Go through the listing and return every line with "Number" in it.

Begin Information supplied

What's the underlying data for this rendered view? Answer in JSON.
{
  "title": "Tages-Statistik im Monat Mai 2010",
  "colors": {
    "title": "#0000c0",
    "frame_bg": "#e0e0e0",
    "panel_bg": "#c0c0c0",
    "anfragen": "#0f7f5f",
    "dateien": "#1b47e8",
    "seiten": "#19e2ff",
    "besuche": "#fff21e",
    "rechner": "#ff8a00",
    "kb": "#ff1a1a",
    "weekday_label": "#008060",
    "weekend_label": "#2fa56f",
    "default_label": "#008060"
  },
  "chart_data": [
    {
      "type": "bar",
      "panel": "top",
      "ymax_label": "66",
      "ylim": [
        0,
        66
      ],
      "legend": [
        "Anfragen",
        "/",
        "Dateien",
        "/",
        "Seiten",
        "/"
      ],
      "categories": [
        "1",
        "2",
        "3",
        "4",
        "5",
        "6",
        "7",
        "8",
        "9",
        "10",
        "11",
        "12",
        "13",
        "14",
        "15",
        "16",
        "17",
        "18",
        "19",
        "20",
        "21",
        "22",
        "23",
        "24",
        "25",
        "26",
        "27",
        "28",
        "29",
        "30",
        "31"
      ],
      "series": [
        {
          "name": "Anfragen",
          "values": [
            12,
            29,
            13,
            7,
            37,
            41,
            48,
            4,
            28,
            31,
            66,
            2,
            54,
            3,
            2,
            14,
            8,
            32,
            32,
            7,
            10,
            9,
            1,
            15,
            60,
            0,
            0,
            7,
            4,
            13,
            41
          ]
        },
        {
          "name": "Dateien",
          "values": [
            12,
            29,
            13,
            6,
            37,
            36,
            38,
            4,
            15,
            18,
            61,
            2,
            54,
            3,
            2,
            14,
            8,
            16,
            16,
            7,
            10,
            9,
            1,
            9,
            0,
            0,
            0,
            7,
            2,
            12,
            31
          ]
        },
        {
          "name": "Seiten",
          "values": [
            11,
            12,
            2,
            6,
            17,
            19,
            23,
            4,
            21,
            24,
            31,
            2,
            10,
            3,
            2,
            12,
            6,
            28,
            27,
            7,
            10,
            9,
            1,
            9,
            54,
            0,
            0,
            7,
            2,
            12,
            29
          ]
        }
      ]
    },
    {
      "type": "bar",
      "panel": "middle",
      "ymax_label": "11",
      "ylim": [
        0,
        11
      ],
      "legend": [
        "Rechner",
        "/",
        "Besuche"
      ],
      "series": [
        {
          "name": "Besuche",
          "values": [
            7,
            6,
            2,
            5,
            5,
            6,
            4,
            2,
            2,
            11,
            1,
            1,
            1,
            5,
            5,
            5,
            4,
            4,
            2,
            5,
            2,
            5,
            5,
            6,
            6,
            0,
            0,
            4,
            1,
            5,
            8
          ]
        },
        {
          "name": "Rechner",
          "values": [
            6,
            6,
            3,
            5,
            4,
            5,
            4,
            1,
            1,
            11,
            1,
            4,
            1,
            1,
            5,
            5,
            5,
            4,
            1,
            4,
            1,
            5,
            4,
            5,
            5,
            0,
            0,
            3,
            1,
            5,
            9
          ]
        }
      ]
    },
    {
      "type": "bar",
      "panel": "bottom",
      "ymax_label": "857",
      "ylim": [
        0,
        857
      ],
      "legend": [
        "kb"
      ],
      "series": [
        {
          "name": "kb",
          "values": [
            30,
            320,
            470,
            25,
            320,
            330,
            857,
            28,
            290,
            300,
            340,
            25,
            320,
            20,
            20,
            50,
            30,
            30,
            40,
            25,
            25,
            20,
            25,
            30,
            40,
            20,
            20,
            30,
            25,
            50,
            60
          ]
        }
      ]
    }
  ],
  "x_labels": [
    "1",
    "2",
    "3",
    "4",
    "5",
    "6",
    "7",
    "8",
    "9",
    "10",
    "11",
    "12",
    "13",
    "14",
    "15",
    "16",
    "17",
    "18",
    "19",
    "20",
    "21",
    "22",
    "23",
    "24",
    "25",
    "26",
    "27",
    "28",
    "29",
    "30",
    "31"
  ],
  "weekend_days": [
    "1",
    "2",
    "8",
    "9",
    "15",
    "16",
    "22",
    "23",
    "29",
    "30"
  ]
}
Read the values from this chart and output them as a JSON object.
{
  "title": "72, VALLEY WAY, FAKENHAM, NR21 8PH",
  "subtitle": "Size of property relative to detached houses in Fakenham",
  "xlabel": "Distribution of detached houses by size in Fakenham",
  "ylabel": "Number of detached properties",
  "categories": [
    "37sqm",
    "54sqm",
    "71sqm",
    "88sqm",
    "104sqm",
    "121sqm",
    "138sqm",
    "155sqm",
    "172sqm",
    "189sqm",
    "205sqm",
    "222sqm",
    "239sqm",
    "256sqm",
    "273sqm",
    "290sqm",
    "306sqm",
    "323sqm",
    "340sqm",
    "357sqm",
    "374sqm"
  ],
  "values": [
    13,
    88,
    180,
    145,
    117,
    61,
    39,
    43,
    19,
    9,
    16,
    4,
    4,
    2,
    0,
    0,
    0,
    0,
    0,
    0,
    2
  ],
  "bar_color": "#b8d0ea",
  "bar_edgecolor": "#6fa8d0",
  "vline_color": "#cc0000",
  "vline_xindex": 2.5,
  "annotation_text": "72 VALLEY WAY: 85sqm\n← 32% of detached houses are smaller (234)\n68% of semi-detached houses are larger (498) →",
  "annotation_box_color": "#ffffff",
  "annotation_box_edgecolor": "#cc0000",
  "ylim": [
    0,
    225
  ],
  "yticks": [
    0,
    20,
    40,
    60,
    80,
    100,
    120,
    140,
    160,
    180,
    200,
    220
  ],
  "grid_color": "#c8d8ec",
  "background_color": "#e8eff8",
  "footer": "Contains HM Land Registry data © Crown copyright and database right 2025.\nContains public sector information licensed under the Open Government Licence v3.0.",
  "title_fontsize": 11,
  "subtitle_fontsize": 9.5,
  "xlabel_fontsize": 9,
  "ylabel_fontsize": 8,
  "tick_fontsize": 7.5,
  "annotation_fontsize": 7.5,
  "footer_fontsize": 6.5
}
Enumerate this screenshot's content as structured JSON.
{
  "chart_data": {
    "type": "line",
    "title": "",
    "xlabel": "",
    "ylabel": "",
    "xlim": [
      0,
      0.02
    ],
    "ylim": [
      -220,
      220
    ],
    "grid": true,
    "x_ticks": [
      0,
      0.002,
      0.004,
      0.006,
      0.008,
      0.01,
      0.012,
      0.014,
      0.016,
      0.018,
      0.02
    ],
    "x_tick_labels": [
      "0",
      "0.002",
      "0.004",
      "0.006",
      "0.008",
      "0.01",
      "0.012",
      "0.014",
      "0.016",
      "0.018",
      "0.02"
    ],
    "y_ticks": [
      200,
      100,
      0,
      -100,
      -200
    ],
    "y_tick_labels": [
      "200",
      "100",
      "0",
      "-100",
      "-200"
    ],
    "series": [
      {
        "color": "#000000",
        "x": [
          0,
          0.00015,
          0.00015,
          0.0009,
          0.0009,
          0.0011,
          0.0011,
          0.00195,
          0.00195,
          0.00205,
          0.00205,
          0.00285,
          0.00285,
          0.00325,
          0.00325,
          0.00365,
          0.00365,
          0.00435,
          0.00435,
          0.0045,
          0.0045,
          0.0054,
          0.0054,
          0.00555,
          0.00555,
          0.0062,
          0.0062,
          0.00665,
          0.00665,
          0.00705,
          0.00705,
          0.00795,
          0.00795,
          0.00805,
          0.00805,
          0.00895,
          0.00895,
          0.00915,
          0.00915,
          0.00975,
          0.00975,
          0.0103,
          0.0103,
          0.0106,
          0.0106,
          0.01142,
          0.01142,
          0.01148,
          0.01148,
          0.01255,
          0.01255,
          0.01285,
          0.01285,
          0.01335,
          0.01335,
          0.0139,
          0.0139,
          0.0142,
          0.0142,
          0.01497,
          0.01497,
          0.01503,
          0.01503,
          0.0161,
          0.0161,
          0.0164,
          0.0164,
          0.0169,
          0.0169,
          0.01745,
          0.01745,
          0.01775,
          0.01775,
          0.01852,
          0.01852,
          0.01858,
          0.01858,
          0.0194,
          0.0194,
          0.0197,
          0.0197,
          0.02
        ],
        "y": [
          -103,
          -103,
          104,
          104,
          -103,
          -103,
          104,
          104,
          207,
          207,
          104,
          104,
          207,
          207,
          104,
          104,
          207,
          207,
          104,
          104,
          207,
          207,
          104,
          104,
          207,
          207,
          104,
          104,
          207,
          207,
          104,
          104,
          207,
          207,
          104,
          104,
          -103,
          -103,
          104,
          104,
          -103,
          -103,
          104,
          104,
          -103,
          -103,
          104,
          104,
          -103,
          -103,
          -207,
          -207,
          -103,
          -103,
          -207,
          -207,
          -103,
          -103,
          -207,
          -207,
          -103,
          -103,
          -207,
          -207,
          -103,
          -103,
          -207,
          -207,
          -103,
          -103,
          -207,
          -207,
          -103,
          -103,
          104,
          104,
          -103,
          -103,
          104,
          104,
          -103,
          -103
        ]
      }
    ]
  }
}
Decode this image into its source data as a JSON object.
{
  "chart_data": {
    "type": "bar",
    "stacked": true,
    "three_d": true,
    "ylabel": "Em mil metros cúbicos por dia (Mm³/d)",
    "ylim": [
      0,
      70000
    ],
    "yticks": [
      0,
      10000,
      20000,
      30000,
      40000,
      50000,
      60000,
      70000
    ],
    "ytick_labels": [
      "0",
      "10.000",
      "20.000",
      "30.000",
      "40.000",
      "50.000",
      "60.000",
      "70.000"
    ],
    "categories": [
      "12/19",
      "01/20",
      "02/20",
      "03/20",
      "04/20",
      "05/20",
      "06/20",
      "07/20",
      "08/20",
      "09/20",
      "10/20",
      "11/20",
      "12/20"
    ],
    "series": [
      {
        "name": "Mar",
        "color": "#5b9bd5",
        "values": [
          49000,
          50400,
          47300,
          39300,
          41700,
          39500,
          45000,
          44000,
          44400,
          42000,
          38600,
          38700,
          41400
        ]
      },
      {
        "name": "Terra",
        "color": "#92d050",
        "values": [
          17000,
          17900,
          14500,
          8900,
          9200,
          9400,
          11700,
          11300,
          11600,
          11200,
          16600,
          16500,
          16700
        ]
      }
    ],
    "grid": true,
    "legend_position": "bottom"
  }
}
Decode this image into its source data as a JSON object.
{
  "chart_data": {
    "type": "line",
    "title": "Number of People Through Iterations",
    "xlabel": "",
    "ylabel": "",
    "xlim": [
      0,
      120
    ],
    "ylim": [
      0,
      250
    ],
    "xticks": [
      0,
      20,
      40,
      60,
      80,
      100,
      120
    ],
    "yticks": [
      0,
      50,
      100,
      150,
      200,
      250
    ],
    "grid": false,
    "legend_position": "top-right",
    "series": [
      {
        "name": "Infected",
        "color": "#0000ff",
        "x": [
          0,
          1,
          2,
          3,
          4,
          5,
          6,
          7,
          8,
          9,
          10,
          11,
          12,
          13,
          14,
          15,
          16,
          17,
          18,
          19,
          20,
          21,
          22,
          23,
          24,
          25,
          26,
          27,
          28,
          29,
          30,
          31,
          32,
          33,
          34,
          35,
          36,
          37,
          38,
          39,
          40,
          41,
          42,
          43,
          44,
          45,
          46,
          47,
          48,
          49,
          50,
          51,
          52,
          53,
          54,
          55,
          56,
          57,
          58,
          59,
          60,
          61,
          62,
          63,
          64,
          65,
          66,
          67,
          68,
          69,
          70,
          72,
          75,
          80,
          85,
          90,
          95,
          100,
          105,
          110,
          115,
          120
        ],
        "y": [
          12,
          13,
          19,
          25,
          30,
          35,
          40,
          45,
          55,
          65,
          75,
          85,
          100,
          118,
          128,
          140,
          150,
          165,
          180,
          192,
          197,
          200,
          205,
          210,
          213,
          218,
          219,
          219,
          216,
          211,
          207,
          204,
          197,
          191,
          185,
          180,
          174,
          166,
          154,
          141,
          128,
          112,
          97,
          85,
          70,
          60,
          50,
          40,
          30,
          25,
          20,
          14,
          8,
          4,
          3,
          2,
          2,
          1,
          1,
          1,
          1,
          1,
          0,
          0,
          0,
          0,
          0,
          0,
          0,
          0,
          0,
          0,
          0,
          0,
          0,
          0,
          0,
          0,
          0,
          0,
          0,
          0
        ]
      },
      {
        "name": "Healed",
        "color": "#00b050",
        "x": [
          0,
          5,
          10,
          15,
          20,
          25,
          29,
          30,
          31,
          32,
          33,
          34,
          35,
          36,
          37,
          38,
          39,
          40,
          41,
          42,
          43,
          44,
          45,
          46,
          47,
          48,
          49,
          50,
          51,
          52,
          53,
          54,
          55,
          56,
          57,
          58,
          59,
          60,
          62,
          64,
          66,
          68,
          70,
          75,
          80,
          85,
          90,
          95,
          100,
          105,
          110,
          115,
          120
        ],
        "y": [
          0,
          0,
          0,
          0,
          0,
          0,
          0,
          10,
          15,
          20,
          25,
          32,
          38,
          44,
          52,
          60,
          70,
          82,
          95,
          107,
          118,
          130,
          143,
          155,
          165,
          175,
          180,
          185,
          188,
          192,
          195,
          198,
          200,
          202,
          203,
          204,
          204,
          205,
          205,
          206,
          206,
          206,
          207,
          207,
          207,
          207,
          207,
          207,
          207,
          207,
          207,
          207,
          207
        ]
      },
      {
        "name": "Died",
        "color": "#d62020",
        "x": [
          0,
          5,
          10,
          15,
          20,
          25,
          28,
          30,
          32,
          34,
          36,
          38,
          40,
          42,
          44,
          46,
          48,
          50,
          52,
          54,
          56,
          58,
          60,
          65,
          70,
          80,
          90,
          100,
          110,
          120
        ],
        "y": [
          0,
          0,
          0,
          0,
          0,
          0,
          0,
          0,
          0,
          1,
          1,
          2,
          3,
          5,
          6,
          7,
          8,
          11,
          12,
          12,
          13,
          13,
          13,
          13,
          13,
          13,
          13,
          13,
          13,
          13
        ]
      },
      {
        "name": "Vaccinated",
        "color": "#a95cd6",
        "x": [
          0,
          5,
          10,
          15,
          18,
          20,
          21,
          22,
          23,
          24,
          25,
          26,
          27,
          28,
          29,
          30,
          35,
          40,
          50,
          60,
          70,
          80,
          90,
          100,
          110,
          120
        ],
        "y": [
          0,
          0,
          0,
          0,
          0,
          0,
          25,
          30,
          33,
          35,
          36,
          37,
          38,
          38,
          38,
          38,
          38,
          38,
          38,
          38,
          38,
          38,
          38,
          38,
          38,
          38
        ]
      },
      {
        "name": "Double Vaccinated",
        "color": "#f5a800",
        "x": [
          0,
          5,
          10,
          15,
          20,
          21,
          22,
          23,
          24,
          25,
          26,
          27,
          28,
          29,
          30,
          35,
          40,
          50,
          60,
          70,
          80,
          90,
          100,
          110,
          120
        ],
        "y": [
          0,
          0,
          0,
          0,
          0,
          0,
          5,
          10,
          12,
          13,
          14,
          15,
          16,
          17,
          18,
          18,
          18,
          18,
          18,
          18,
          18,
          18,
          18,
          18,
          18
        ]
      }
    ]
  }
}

End Information supplied

> **Correct output**:
  "ylabel": "Number of detached properties",
    "title": "Number of People Through Iterations",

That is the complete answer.